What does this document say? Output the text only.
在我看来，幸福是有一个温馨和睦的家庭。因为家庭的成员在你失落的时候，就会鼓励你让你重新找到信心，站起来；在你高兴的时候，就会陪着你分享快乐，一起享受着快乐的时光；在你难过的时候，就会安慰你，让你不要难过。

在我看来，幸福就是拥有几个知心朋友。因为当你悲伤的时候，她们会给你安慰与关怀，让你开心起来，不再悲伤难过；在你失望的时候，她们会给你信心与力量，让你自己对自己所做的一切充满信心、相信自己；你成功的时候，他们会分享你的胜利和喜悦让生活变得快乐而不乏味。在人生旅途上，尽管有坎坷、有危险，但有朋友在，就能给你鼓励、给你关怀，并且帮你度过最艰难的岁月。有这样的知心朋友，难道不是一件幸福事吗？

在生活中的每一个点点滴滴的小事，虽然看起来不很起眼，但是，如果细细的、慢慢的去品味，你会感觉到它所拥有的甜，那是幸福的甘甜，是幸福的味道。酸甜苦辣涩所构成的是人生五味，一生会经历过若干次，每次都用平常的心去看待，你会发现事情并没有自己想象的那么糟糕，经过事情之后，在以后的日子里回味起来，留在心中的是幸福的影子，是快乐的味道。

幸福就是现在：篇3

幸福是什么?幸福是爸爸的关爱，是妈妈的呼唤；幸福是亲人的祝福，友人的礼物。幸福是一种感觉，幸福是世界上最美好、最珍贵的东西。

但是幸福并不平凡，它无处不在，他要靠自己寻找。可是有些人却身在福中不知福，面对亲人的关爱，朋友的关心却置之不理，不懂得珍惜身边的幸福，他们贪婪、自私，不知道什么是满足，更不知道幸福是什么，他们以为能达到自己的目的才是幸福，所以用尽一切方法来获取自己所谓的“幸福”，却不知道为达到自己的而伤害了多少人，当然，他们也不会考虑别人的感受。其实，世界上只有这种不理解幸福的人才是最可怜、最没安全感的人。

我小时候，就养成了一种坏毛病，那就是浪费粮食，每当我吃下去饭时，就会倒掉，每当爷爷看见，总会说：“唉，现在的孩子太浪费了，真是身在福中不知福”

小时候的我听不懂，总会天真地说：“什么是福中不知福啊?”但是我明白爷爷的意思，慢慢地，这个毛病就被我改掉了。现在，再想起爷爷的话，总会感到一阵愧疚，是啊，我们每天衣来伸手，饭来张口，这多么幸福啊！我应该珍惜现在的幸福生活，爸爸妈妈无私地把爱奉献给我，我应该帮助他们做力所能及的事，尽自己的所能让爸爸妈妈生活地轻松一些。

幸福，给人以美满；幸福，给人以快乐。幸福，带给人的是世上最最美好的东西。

■ DIRECTIONS:
Repeat the material from above exactly, word for word.

■ COMPLETED EXERCISE:
What does this document say? Output the text only.
在我看来，幸福是有一个温馨和睦的家庭。因为家庭的成员在你失落的时候，就会鼓励你让你重新找到信心，站起来；在你高兴的时候，就会陪着你分享快乐，一起享受着快乐的时光；在你难过的时候，就会安慰你，让你不要难过。

在我看来，幸福就是拥有几个知心朋友。因为当你悲伤的时候，她们会给你安慰与关怀，让你开心起来，不再悲伤难过；在你失望的时候，她们会给你信心与力量，让你自己对自己所做的一切充满信心、相信自己；你成功的时候，他们会分享你的胜利和喜悦让生活变得快乐而不乏味。在人生旅途上，尽管有坎坷、有危险，但有朋友在，就能给你鼓励、给你关怀，并且帮你度过最艰难的岁月。有这样的知心朋友，难道不是一件幸福事吗？

在生活中的每一个点点滴滴的小事，虽然看起来不很起眼，但是，如果细细的、慢慢的去品味，你会感觉到它所拥有的甜，那是幸福的甘甜，是幸福的味道。酸甜苦辣涩所构成的是人生五味，一生会经历过若干次，每次都用平常的心去看待，你会发现事情并没有自己想象的那么糟糕，经过事情之后，在以后的日子里回味起来，留在心中的是幸福的影子，是快乐的味道。

幸福就是现在：篇3

幸福是什么?幸福是爸爸的关爱，是妈妈的呼唤；幸福是亲人的祝福，友人的礼物。幸福是一种感觉，幸福是世界上最美好、最珍贵的东西。

但是幸福并不平凡，它无处不在，他要靠自己寻找。可是有些人却身在福中不知福，面对亲人的关爱，朋友的关心却置之不理，不懂得珍惜身边的幸福，他们贪婪、自私，不知道什么是满足，更不知道幸福是什么，他们以为能达到自己的目的才是幸福，所以用尽一切方法来获取自己所谓的“幸福”，却不知道为达到自己的而伤害了多少人，当然，他们也不会考虑别人的感受。其实，世界上只有这种不理解幸福的人才是最可怜、最没安全感的人。

我小时候，就养成了一种坏毛病，那就是浪费粮食，每当我吃下去饭时，就会倒掉，每当爷爷看见，总会说：“唉，现在的孩子太浪费了，真是身在福中不知福”

小时候的我听不懂，总会天真地说：“什么是福中不知福啊?”但是我明白爷爷的意思，慢慢地，这个毛病就被我改掉了。现在，再想起爷爷的话，总会感到一阵愧疚，是啊，我们每天衣来伸手，饭来张口，这多么幸福啊！我应该珍惜现在的幸福生活，爸爸妈妈无私地把爱奉献给我，我应该帮助他们做力所能及的事，尽自己的所能让爸爸妈妈生活地轻松一些。

幸福，给人以美满；幸福，给人以快乐。幸福，带给人的是世上最最美好的东西。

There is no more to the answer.